▸ REQUIREMENTS
Scan the data beneath this task and copy each line that includes "Personal".

--- start DATA ROWS ---

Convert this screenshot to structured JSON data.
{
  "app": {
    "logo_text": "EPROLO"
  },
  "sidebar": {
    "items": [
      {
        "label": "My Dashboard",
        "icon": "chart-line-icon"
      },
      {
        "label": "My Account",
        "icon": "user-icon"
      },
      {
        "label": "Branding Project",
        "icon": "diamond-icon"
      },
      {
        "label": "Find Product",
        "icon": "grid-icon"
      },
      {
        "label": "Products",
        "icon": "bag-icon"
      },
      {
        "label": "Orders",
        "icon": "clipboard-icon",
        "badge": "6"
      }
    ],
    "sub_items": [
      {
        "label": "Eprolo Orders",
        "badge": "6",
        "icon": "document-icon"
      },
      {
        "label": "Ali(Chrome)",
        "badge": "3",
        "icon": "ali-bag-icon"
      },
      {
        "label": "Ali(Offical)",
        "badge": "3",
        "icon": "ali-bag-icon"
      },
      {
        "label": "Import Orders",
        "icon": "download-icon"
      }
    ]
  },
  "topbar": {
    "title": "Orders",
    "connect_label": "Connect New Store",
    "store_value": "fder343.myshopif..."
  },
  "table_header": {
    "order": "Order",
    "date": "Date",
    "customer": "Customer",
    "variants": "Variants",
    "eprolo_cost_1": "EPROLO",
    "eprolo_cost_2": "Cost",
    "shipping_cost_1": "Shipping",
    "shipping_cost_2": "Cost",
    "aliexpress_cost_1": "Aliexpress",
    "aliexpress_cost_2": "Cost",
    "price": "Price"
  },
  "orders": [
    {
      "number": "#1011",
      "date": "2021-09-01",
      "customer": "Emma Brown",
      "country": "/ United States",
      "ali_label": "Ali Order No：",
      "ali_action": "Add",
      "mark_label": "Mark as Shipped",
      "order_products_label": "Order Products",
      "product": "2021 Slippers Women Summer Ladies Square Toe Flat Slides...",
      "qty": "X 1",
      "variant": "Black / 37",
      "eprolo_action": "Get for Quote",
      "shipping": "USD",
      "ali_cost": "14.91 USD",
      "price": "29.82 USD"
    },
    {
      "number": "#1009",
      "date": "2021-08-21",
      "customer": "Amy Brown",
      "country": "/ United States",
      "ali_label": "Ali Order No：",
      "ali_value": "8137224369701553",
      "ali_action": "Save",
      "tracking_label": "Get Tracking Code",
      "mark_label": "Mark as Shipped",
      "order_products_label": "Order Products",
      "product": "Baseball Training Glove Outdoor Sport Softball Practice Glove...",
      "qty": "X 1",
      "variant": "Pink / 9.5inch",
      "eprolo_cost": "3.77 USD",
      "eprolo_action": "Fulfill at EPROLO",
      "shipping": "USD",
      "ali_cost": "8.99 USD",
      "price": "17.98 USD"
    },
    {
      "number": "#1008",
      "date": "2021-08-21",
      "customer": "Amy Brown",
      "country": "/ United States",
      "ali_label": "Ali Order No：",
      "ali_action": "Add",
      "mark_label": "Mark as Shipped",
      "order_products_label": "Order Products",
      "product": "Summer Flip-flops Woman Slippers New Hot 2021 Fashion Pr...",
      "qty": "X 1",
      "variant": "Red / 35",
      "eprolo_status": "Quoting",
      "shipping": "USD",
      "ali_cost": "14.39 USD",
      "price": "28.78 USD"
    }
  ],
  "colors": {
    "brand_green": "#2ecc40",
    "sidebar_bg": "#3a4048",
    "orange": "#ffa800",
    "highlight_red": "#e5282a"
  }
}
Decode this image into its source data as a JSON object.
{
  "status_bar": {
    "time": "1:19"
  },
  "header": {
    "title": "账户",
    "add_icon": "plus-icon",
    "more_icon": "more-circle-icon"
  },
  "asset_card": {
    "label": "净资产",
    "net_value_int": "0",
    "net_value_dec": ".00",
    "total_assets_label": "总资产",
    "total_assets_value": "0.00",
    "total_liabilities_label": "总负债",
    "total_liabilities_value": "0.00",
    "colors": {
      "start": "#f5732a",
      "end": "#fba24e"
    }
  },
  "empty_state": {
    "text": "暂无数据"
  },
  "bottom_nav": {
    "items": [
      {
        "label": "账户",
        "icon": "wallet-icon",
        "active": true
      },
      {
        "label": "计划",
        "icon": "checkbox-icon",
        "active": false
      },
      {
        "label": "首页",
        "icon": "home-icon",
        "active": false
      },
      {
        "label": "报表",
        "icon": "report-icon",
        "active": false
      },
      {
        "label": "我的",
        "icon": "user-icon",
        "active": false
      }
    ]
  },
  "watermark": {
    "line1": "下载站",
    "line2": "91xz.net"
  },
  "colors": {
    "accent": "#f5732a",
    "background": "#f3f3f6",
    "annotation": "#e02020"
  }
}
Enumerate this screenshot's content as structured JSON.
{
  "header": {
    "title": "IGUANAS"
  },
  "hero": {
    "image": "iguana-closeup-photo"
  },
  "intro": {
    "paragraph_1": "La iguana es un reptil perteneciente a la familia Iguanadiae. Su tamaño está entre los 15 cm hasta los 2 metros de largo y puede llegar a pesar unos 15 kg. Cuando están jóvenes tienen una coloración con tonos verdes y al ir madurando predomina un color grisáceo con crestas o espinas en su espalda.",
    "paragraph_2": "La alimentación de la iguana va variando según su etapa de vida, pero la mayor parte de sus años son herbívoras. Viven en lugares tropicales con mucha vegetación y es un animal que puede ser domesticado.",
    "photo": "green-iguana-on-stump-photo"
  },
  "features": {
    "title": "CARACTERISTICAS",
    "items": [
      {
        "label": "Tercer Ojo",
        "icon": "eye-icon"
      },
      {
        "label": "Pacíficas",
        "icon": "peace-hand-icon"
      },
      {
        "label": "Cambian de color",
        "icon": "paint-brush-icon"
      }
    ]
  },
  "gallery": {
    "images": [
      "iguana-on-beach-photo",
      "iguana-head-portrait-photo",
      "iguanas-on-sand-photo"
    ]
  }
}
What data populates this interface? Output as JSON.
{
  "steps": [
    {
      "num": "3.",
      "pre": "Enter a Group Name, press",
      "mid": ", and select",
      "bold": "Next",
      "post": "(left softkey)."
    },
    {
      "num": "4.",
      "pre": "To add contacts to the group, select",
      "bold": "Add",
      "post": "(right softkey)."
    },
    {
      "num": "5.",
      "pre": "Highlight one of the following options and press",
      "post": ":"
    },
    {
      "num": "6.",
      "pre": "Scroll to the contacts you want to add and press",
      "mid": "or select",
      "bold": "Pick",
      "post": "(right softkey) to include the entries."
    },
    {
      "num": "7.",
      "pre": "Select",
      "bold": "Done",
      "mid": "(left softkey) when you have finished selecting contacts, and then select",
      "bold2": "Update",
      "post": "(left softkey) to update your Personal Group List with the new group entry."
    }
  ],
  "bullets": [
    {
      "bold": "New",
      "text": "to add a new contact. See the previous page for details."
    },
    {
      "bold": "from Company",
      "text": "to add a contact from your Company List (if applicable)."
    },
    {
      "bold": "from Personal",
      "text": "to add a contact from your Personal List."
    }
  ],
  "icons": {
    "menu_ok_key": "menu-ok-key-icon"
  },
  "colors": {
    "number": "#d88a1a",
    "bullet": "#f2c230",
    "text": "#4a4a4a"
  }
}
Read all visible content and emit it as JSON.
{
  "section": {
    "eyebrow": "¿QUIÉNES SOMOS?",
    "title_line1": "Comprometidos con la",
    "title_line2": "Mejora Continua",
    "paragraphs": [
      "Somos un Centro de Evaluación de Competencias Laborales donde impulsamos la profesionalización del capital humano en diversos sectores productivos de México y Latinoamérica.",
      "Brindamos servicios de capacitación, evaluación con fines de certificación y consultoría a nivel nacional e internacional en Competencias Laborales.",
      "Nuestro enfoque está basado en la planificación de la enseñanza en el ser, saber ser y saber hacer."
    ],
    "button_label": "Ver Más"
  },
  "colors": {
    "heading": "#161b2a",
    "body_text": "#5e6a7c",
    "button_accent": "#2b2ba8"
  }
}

--- end DATA ROWS ---

▸ EXERCISE OUTPUT
      "post": "(left softkey) to update your Personal Group List with the new group entry."
      "bold": "from Personal",
      "text": "to add a contact from your Personal List."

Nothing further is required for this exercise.